Extracted data entries
▼▼▼
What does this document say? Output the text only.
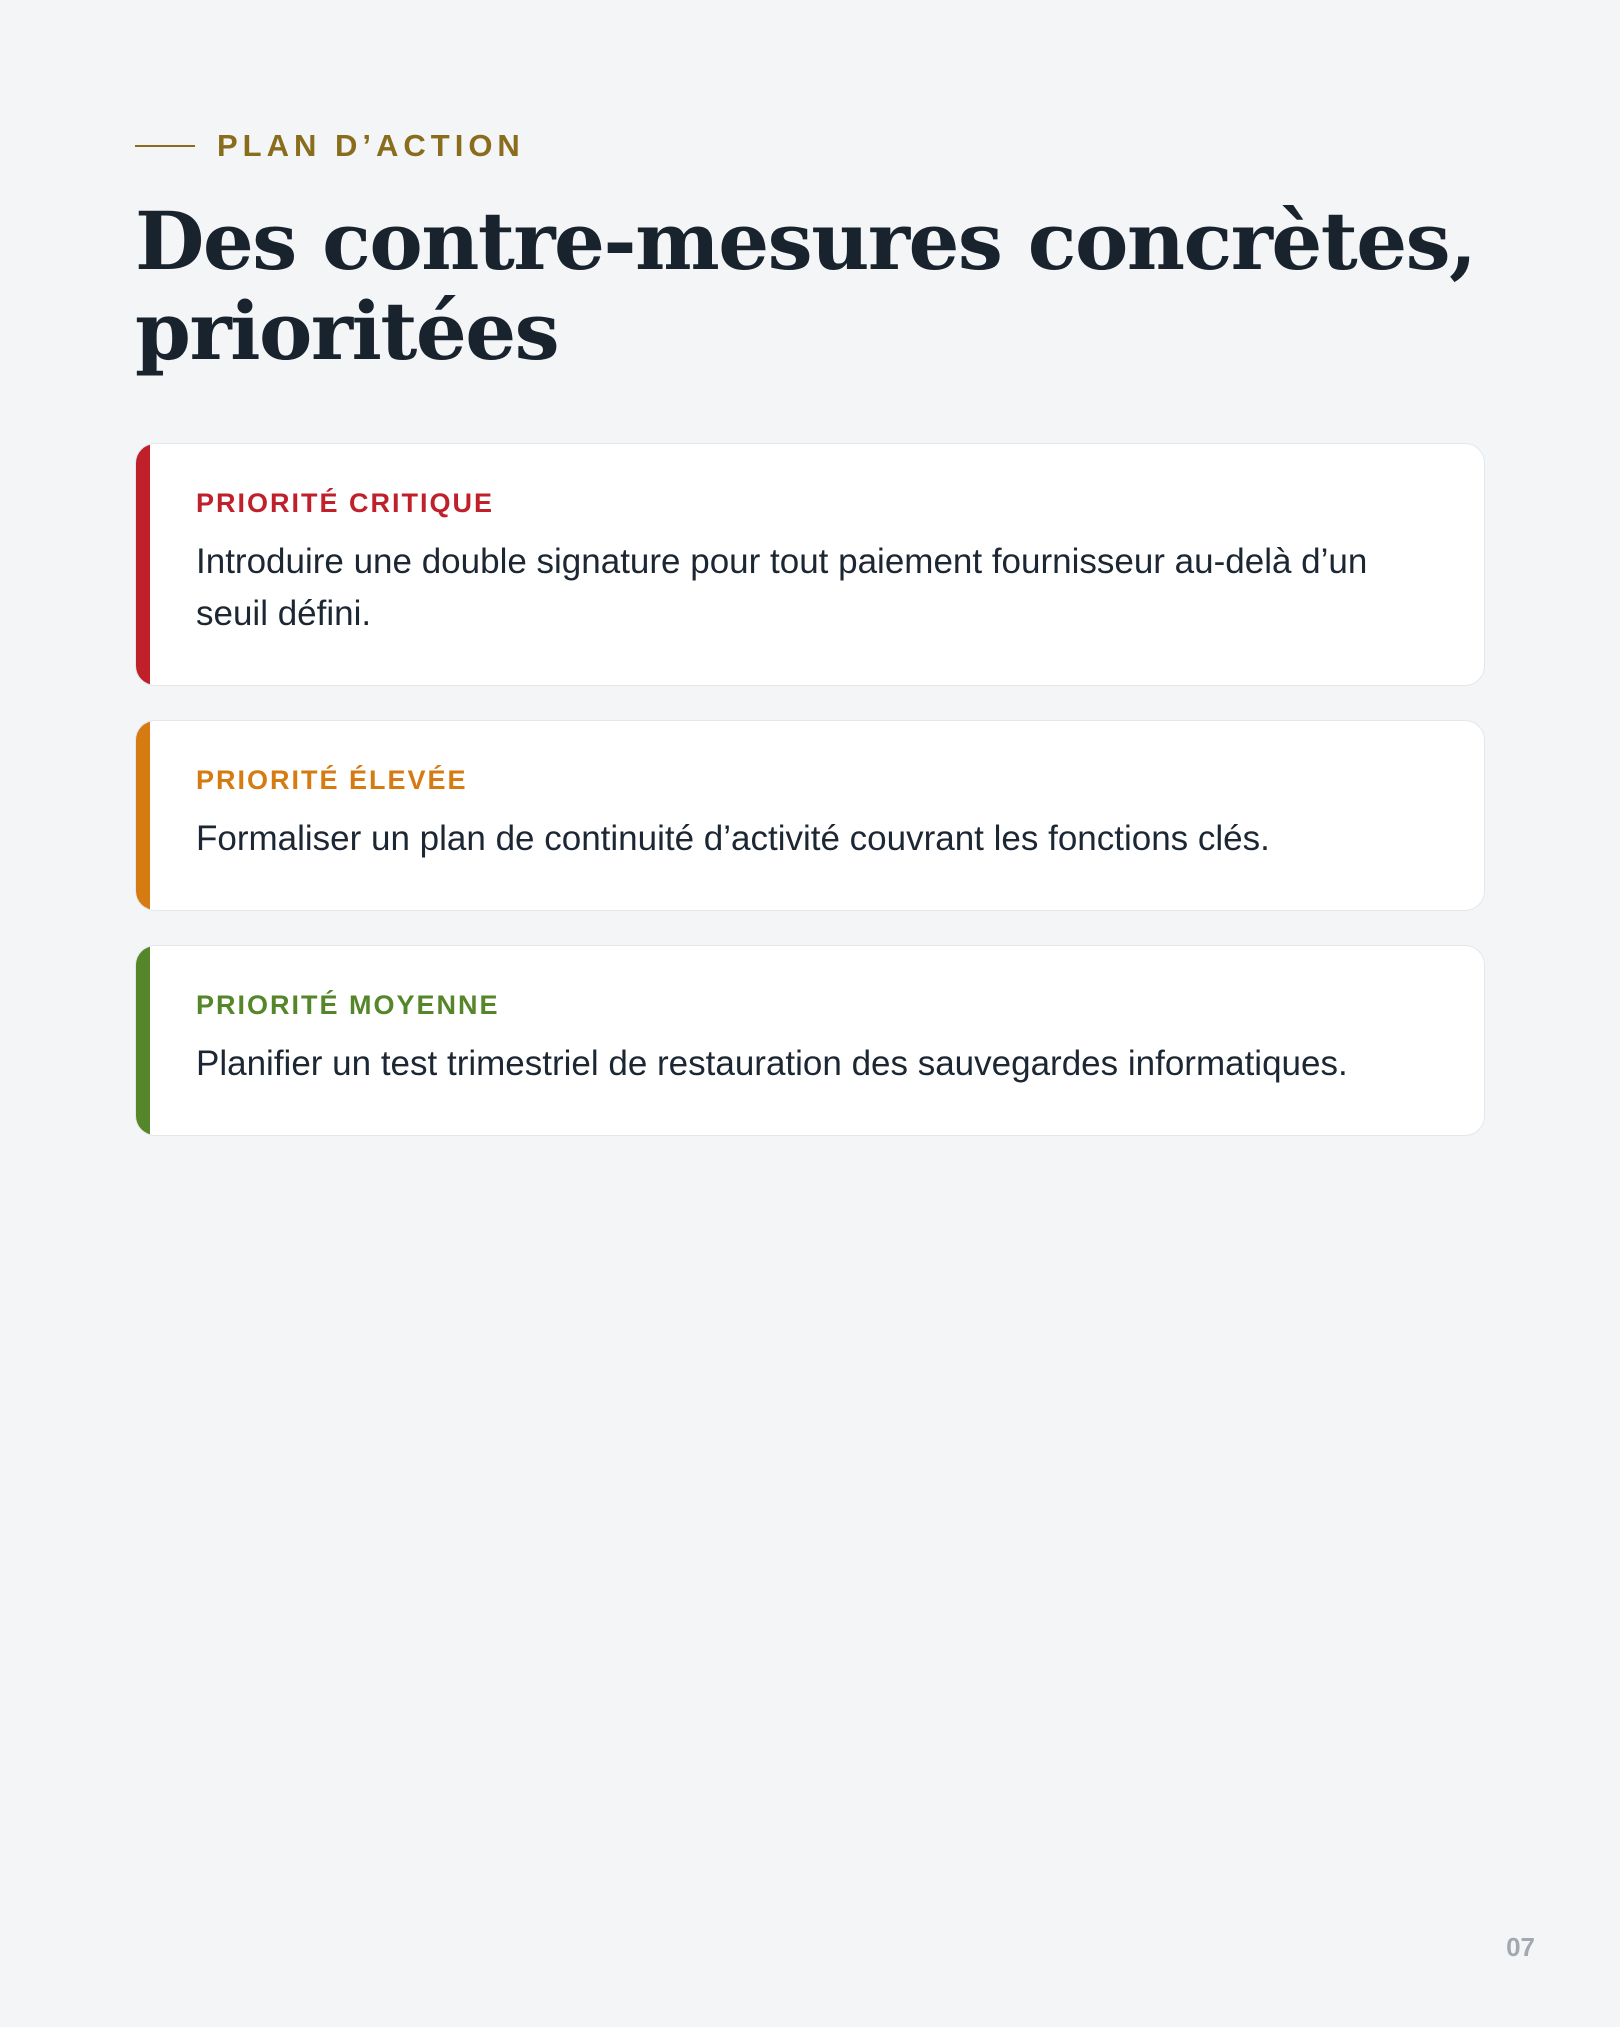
PLAN D’ACTION
Des contre-mesures concrètes, prioritées

PRIORITÉ CRITIQUE

Introduire une double signature pour tout paiement fournisseur au-delà d’un seuil défini.

PRIORITÉ ÉLEVÉE

Formaliser un plan de continuité d’activité couvrant les fonctions clés.

PRIORITÉ MOYENNE

Planifier un test trimestriel de restauration des sauvegardes informatiques.

07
▲▲▲
> [Task details]
The records shown above are to be repeated exactly, with the pictures left out.

> [Output of the task]
What does this document say? Output the text only.
PLAN D’ACTION
Des contre-mesures concrètes, prioritées

PRIORITÉ CRITIQUE

Introduire une double signature pour tout paiement fournisseur au-delà d’un seuil défini.

PRIORITÉ ÉLEVÉE

Formaliser un plan de continuité d’activité couvrant les fonctions clés.

PRIORITÉ MOYENNE

Planifier un test trimestriel de restauration des sauvegardes informatiques.

07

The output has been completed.